## start AVAILABLE RECORDS
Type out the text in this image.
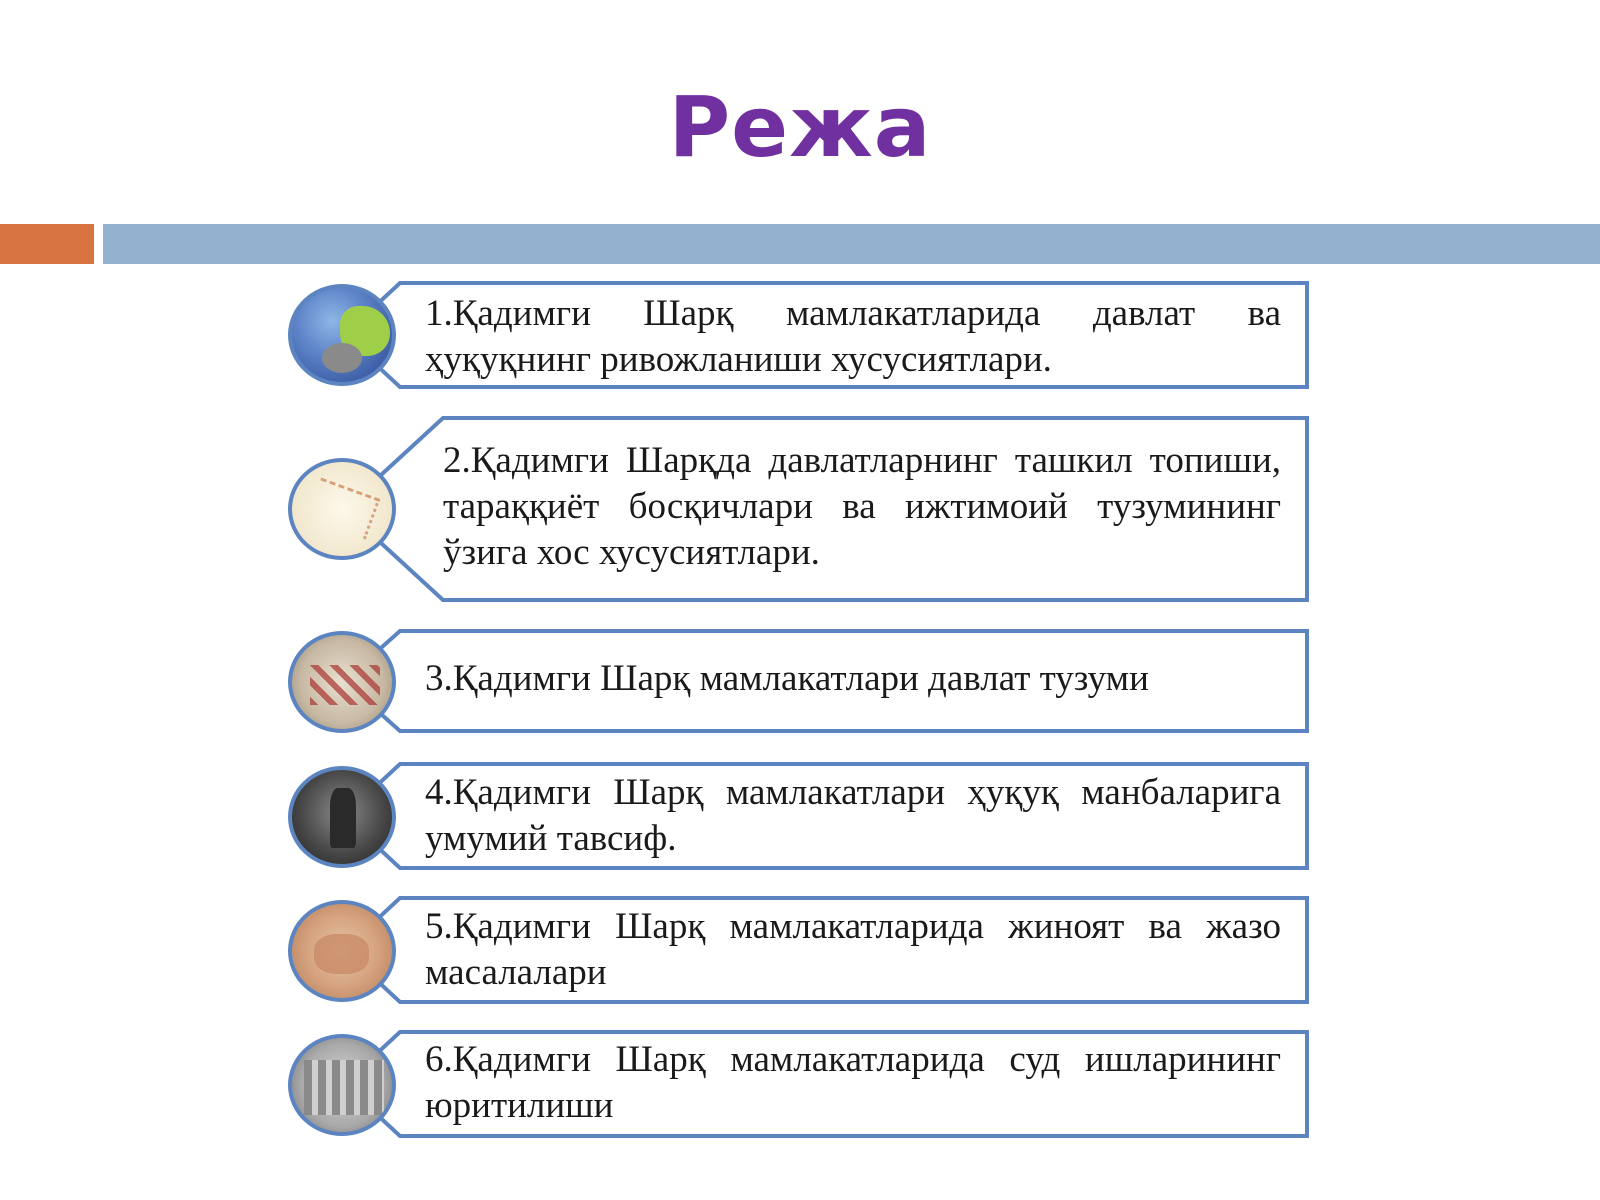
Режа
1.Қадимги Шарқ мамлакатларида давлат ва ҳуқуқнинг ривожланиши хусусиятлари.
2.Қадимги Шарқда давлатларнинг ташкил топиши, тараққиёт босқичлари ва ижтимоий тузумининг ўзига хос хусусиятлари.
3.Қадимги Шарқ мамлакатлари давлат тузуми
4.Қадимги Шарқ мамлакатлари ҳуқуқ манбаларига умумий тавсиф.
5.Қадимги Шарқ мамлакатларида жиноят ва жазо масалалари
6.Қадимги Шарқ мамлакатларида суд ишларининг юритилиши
## end AVAILABLE RECORDS
## start AVAILABLE RECORDS
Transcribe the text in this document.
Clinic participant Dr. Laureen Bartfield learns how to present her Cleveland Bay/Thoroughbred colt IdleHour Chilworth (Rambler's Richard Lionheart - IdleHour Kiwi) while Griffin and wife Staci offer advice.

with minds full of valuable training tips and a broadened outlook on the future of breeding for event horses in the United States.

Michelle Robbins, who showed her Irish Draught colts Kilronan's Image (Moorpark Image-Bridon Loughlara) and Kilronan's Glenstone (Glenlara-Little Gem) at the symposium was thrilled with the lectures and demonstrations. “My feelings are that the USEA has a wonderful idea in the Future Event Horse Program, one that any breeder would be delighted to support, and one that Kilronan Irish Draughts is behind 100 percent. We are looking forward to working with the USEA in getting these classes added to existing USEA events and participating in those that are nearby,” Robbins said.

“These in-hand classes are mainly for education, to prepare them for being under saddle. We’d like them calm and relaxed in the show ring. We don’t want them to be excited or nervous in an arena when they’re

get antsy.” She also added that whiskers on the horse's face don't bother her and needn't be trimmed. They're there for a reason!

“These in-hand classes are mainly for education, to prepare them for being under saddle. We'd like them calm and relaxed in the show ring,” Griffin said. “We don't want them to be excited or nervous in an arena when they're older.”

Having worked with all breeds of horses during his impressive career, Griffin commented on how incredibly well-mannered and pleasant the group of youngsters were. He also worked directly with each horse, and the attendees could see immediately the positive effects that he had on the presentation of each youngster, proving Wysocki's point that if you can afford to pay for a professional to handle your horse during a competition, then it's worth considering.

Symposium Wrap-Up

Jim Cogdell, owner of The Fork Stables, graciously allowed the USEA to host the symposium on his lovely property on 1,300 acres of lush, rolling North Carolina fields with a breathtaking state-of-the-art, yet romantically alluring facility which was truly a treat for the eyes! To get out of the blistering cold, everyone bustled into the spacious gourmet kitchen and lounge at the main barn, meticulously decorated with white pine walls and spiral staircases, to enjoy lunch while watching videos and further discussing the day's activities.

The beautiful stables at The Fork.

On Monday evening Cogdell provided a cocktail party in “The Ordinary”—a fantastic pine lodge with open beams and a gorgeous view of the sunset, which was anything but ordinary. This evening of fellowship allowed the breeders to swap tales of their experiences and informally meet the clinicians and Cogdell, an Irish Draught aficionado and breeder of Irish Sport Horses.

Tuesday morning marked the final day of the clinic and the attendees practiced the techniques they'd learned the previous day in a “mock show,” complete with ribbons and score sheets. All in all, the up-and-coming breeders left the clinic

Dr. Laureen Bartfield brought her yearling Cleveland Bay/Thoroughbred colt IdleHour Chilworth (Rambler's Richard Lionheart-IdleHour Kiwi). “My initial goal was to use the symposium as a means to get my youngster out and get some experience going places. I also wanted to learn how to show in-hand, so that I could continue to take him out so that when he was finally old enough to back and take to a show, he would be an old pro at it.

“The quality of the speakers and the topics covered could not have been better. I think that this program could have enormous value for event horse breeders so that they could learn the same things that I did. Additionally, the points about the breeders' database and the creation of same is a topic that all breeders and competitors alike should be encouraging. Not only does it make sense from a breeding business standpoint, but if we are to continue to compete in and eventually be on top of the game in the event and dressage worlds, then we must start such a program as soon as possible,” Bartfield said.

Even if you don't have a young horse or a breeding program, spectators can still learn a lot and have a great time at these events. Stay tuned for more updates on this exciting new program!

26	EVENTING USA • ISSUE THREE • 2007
## end AVAILABLE RECORDS
§ WHAT YOU HAVE TO DO
All lines of the data above that include the word "which" must be shown.

§ PROBLEM SOLUTION
Jim Cogdell, owner of The Fork Stables, graciously allowed the USEA to host the symposium on his lovely property on 1,300 acres of lush, rolling North Carolina fields with a breathtaking state-of-the-art, yet romantically alluring facility which was truly a treat for the eyes! To get out of the blistering cold, everyone bustled into the spacious gourmet kitchen and lounge at the main barn, meticulously decorated with white pine walls and spiral staircases, to enjoy lunch while watching videos and further discussing the day's activities.
On Monday evening Cogdell provided a cocktail party in “The Ordinary”—a fantastic pine lodge with open beams and a gorgeous view of the sunset, which was anything but ordinary. This evening of fellowship allowed the breeders to swap tales of their experiences and informally meet the clinicians and Cogdell, an Irish Draught aficionado and breeder of Irish Sport Horses.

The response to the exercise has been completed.